::: INPUT RECORDS

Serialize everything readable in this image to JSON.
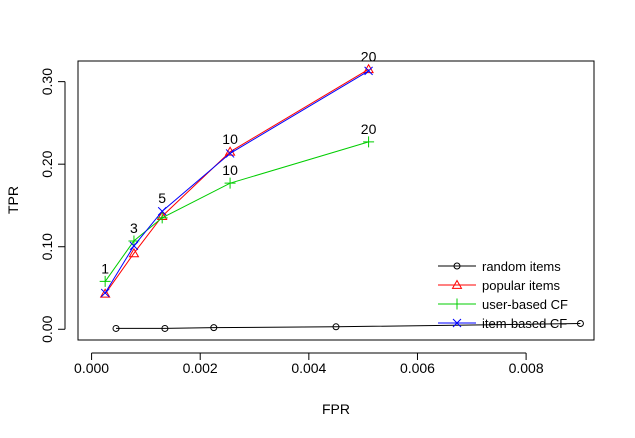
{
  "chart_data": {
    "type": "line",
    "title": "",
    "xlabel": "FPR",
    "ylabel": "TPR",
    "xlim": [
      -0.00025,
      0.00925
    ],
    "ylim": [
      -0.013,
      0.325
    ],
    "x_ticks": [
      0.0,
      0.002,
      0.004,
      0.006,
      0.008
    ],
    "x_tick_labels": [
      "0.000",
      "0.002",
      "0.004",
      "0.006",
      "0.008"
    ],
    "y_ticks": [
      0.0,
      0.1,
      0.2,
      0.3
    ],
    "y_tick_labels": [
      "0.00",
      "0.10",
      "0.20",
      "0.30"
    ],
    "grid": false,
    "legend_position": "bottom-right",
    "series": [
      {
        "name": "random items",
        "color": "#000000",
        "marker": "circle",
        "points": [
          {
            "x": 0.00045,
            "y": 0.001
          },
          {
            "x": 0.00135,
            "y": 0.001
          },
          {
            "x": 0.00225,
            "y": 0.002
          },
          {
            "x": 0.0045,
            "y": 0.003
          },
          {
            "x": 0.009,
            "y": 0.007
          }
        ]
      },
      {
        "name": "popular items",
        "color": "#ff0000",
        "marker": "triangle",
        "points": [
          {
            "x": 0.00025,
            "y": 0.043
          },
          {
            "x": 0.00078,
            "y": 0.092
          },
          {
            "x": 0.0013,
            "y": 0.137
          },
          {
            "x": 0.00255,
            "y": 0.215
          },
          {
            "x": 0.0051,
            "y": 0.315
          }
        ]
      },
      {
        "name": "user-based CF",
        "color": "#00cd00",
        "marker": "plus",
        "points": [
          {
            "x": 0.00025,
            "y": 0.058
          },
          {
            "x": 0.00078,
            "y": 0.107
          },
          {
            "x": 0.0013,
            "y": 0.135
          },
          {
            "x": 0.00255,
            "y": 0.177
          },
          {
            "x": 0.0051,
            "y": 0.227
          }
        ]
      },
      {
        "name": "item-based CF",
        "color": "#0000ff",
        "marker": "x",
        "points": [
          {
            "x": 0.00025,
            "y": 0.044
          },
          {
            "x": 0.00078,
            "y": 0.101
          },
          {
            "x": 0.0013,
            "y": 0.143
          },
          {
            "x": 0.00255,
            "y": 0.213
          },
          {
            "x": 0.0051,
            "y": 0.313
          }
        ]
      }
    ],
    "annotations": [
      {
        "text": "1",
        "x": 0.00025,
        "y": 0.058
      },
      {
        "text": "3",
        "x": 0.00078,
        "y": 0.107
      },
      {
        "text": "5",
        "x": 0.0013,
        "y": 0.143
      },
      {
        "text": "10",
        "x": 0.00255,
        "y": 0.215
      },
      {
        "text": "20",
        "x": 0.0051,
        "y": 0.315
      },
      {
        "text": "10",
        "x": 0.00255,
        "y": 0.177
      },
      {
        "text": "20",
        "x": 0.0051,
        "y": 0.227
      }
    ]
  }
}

::::::

Retype the listing exactly. Pictures do not belong in the copy.

• _SOLUTION_:
Serialize everything readable in this image to JSON.
{
  "chart_data": {
    "type": "line",
    "title": "",
    "xlabel": "FPR",
    "ylabel": "TPR",
    "xlim": [
      -0.00025,
      0.00925
    ],
    "ylim": [
      -0.013,
      0.325
    ],
    "x_ticks": [
      0.0,
      0.002,
      0.004,
      0.006,
      0.008
    ],
    "x_tick_labels": [
      "0.000",
      "0.002",
      "0.004",
      "0.006",
      "0.008"
    ],
    "y_ticks": [
      0.0,
      0.1,
      0.2,
      0.3
    ],
    "y_tick_labels": [
      "0.00",
      "0.10",
      "0.20",
      "0.30"
    ],
    "grid": false,
    "legend_position": "bottom-right",
    "series": [
      {
        "name": "random items",
        "color": "#000000",
        "marker": "circle",
        "points": [
          {
            "x": 0.00045,
            "y": 0.001
          },
          {
            "x": 0.00135,
            "y": 0.001
          },
          {
            "x": 0.00225,
            "y": 0.002
          },
          {
            "x": 0.0045,
            "y": 0.003
          },
          {
            "x": 0.009,
            "y": 0.007
          }
        ]
      },
      {
        "name": "popular items",
        "color": "#ff0000",
        "marker": "triangle",
        "points": [
          {
            "x": 0.00025,
            "y": 0.043
          },
          {
            "x": 0.00078,
            "y": 0.092
          },
          {
            "x": 0.0013,
            "y": 0.137
          },
          {
            "x": 0.00255,
            "y": 0.215
          },
          {
            "x": 0.0051,
            "y": 0.315
          }
        ]
      },
      {
        "name": "user-based CF",
        "color": "#00cd00",
        "marker": "plus",
        "points": [
          {
            "x": 0.00025,
            "y": 0.058
          },
          {
            "x": 0.00078,
            "y": 0.107
          },
          {
            "x": 0.0013,
            "y": 0.135
          },
          {
            "x": 0.00255,
            "y": 0.177
          },
          {
            "x": 0.0051,
            "y": 0.227
          }
        ]
      },
      {
        "name": "item-based CF",
        "color": "#0000ff",
        "marker": "x",
        "points": [
          {
            "x": 0.00025,
            "y": 0.044
          },
          {
            "x": 0.00078,
            "y": 0.101
          },
          {
            "x": 0.0013,
            "y": 0.143
          },
          {
            "x": 0.00255,
            "y": 0.213
          },
          {
            "x": 0.0051,
            "y": 0.313
          }
        ]
      }
    ],
    "annotations": [
      {
        "text": "1",
        "x": 0.00025,
        "y": 0.058
      },
      {
        "text": "3",
        "x": 0.00078,
        "y": 0.107
      },
      {
        "text": "5",
        "x": 0.0013,
        "y": 0.143
      },
      {
        "text": "10",
        "x": 0.00255,
        "y": 0.215
      },
      {
        "text": "20",
        "x": 0.0051,
        "y": 0.315
      },
      {
        "text": "10",
        "x": 0.00255,
        "y": 0.177
      },
      {
        "text": "20",
        "x": 0.0051,
        "y": 0.227
      }
    ]
  }
}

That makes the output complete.